LISTED RECORDS
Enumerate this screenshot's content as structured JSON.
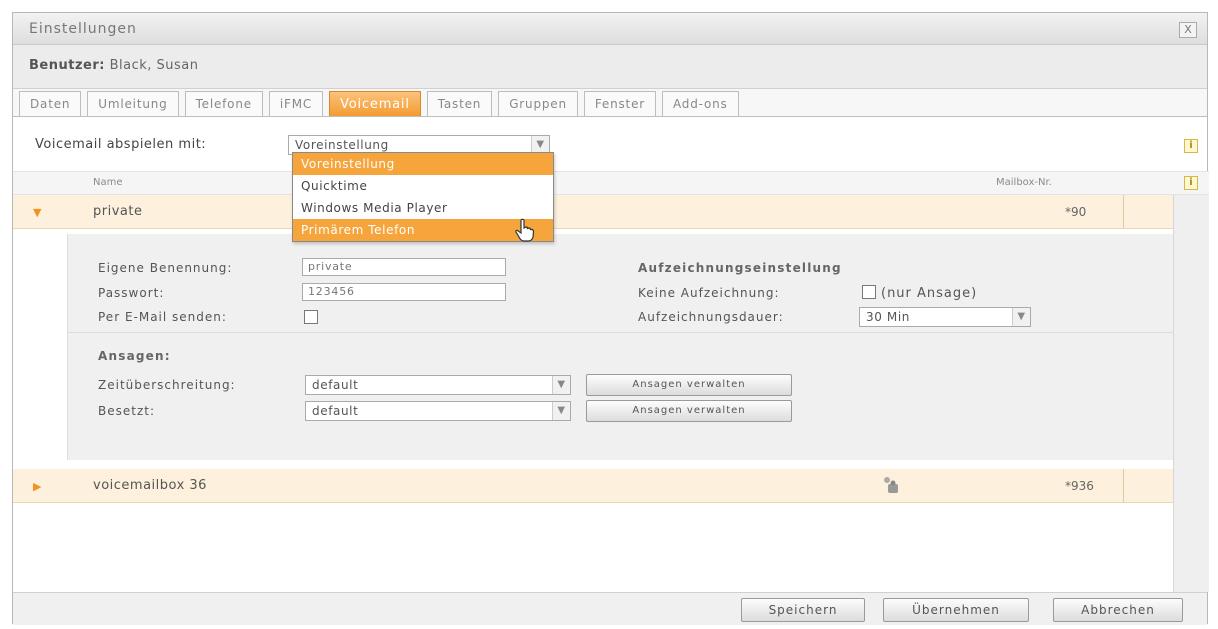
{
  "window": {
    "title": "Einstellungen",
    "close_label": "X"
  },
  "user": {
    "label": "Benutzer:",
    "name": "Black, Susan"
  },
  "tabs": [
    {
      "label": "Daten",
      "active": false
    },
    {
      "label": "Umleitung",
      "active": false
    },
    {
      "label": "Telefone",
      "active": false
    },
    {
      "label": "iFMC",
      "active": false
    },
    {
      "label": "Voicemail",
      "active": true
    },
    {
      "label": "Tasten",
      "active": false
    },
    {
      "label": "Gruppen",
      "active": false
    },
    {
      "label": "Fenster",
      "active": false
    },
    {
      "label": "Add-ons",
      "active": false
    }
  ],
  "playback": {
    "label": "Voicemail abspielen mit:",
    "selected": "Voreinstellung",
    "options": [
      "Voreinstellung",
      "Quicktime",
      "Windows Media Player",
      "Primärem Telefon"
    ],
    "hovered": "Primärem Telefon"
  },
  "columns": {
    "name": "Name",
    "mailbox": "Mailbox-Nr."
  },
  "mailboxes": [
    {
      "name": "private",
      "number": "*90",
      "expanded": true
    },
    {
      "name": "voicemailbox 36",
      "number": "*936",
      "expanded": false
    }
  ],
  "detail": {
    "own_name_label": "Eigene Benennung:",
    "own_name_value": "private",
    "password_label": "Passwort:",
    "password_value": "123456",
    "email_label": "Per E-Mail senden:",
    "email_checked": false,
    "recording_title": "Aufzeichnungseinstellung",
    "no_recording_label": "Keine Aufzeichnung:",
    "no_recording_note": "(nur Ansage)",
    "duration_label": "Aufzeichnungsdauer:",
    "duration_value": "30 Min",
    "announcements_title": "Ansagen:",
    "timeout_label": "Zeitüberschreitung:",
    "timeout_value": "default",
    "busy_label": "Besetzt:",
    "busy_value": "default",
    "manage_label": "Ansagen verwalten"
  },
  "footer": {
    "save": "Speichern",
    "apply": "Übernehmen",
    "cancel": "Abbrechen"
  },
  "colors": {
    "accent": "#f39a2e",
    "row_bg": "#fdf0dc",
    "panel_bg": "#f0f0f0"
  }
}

---

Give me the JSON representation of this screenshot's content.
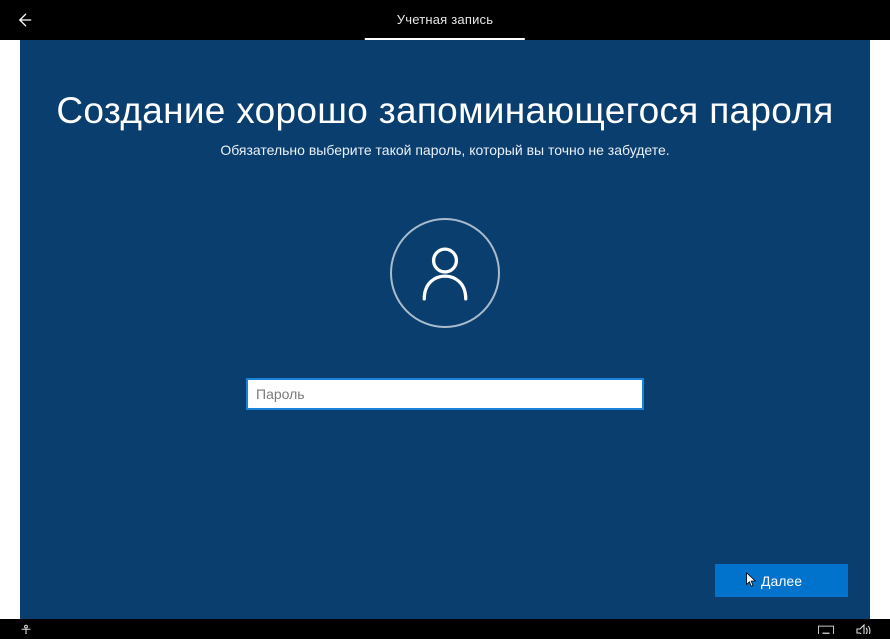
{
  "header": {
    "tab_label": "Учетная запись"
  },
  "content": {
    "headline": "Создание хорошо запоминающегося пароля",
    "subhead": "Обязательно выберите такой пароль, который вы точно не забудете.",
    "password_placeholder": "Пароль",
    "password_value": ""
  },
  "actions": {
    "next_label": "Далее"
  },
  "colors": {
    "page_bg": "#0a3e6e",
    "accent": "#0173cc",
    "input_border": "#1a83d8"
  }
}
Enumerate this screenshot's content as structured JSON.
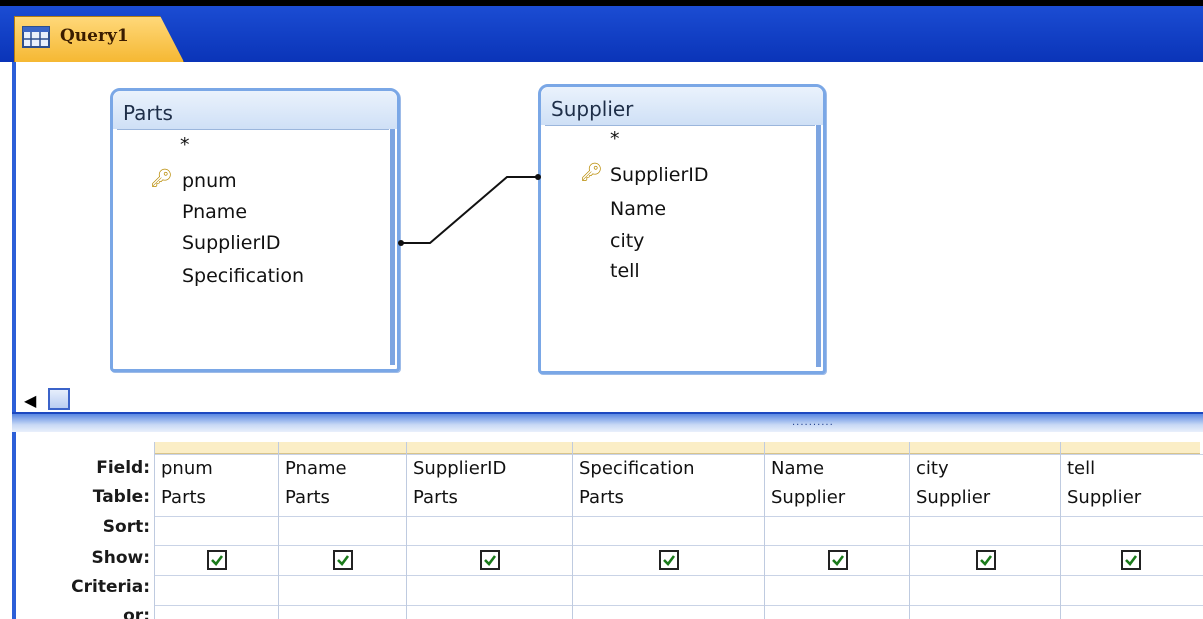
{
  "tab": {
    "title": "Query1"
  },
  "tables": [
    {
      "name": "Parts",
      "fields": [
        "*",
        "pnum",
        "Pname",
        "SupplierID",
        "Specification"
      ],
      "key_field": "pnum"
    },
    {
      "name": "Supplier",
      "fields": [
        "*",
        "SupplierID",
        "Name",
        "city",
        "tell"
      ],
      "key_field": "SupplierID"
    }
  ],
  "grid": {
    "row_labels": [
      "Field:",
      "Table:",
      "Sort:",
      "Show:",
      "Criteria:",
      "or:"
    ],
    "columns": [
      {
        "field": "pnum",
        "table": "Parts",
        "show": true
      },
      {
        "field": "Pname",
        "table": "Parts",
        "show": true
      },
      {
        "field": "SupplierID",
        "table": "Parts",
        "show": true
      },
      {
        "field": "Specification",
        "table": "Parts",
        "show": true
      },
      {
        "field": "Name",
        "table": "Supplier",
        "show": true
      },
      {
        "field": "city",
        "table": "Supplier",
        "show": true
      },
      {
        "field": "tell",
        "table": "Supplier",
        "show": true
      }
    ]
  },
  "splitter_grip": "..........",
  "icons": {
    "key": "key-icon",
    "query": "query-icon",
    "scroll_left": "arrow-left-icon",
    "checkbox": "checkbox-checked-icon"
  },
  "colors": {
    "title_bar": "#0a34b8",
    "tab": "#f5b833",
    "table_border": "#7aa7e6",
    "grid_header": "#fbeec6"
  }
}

* * *

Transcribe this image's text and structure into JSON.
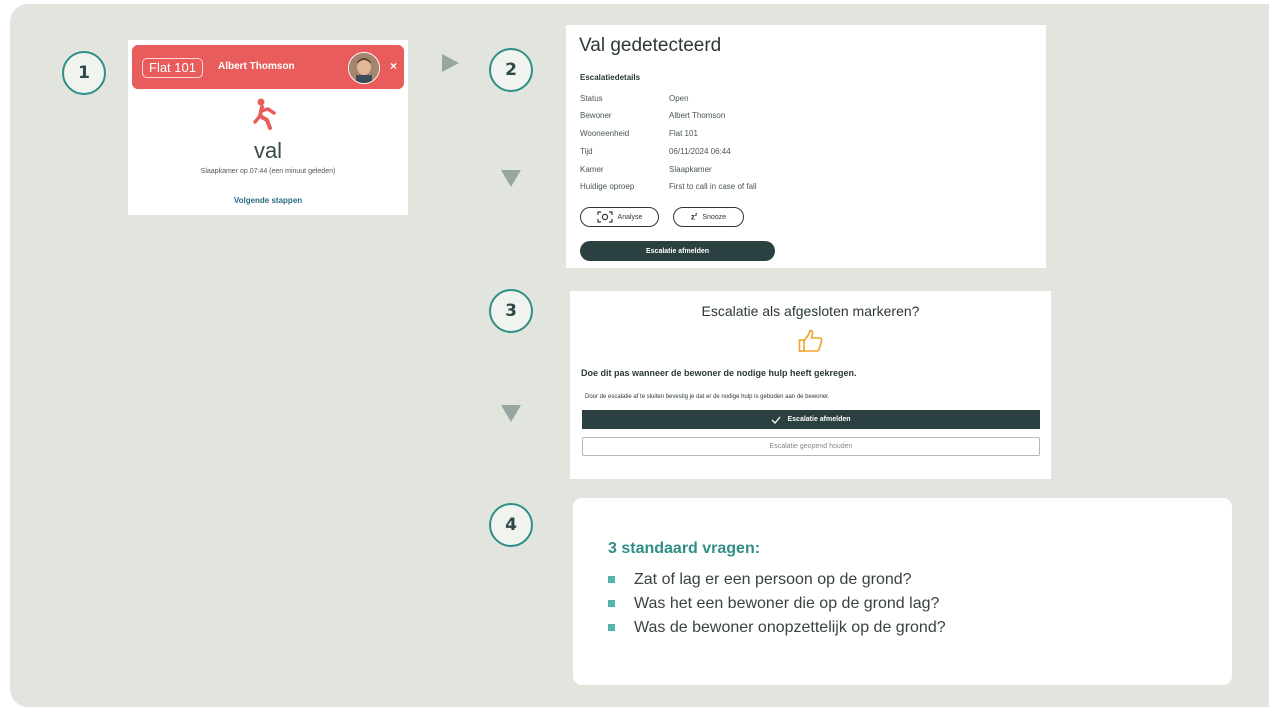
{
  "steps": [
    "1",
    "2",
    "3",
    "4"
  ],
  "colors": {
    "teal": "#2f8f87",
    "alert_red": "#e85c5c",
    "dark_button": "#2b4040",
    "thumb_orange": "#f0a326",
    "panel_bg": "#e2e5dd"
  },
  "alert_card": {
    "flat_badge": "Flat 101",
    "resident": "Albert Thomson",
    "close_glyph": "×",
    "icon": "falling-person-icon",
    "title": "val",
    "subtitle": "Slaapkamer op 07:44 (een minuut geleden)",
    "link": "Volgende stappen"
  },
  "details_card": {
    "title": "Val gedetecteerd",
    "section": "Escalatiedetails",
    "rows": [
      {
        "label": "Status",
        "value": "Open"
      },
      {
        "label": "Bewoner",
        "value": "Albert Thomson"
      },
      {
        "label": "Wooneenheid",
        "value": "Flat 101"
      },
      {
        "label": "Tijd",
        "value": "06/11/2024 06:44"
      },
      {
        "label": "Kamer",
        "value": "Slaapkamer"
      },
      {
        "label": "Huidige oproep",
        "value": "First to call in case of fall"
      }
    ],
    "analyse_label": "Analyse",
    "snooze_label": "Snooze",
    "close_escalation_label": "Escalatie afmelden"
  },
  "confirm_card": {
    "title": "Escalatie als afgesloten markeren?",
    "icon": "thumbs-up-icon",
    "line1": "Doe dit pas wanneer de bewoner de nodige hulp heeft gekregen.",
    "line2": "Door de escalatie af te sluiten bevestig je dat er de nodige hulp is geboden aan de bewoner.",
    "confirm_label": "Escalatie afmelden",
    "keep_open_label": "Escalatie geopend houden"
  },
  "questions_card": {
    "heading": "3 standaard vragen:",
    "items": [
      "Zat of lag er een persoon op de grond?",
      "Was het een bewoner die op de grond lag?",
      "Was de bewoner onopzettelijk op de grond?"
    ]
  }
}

SHORT EXERCISE
Using the listing above, say how many of its lines contain the string "Thomson", giving nothing but the figure.

ANSWER TO THE TASK
2